= The task =
Return the records word for word. Any pictures in them are not part of the copy.

BEGIN

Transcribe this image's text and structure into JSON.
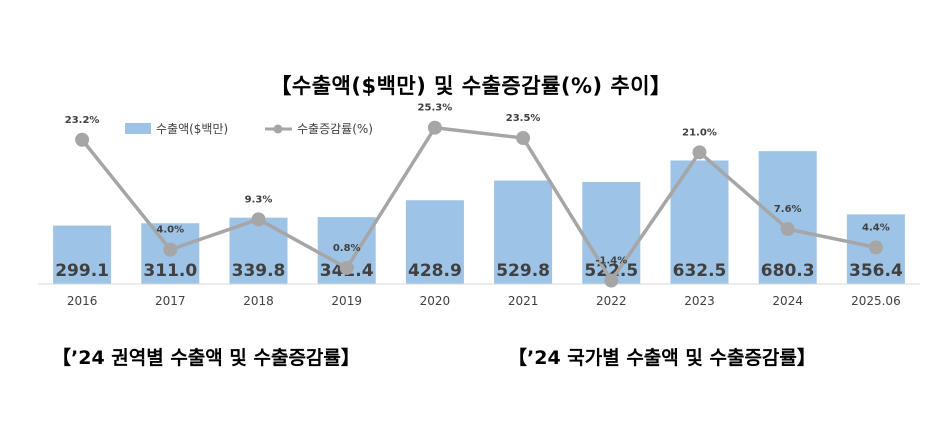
{
  "chart_data": {
    "type": "bar",
    "title": "【수출액($백만) 및 수출증감률(%) 추이】",
    "categories": [
      "2016",
      "2017",
      "2018",
      "2019",
      "2020",
      "2021",
      "2022",
      "2023",
      "2024",
      "2025.06"
    ],
    "series": [
      {
        "name": "수출액($백만)",
        "type": "bar",
        "color": "#9dc3e6",
        "values": [
          299.1,
          311.0,
          339.8,
          342.4,
          428.9,
          529.8,
          522.5,
          632.5,
          680.3,
          356.4
        ],
        "labels": [
          "299.1",
          "311.0",
          "339.8",
          "342.4",
          "428.9",
          "529.8",
          "522.5",
          "632.5",
          "680.3",
          "356.4"
        ]
      },
      {
        "name": "수출증감률(%)",
        "type": "line",
        "color": "#a6a6a6",
        "values": [
          23.2,
          4.0,
          9.3,
          0.8,
          25.3,
          23.5,
          -1.4,
          21.0,
          7.6,
          4.4
        ],
        "labels": [
          "23.2%",
          "4.0%",
          "9.3%",
          "0.8%",
          "25.3%",
          "23.5%",
          "-1.4%",
          "21.0%",
          "7.6%",
          "4.4%"
        ]
      }
    ],
    "bar_ylim": [
      0,
      850
    ],
    "line_ylim": [
      -2,
      27
    ],
    "legend_position": "top-left",
    "grid": false
  },
  "headings": {
    "region": "【’24 권역별 수출액 및 수출증감률】",
    "country": "【’24 국가별 수출액 및 수출증감률】"
  }
}
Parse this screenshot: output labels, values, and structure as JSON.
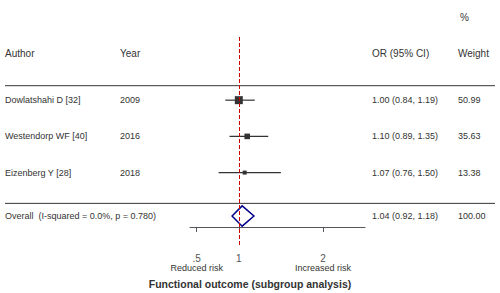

END

= Exercise response =
Transcribe this image's text and structure into JSON.
{
  "chart_data": {
    "type": "bar",
    "title": "【수출액($백만) 및 수출증감률(%) 추이】",
    "categories": [
      "2016",
      "2017",
      "2018",
      "2019",
      "2020",
      "2021",
      "2022",
      "2023",
      "2024",
      "2025.06"
    ],
    "series": [
      {
        "name": "수출액($백만)",
        "type": "bar",
        "color": "#9dc3e6",
        "values": [
          299.1,
          311.0,
          339.8,
          342.4,
          428.9,
          529.8,
          522.5,
          632.5,
          680.3,
          356.4
        ],
        "labels": [
          "299.1",
          "311.0",
          "339.8",
          "342.4",
          "428.9",
          "529.8",
          "522.5",
          "632.5",
          "680.3",
          "356.4"
        ]
      },
      {
        "name": "수출증감률(%)",
        "type": "line",
        "color": "#a6a6a6",
        "values": [
          23.2,
          4.0,
          9.3,
          0.8,
          25.3,
          23.5,
          -1.4,
          21.0,
          7.6,
          4.4
        ],
        "labels": [
          "23.2%",
          "4.0%",
          "9.3%",
          "0.8%",
          "25.3%",
          "23.5%",
          "-1.4%",
          "21.0%",
          "7.6%",
          "4.4%"
        ]
      }
    ],
    "bar_ylim": [
      0,
      850
    ],
    "line_ylim": [
      -2,
      27
    ],
    "legend_position": "top-left",
    "grid": false
  },
  "headings": {
    "region": "【’24 권역별 수출액 및 수출증감률】",
    "country": "【’24 국가별 수출액 및 수출증감률】"
  }
}
Parse this screenshot: output labels, values, and structure as JSON.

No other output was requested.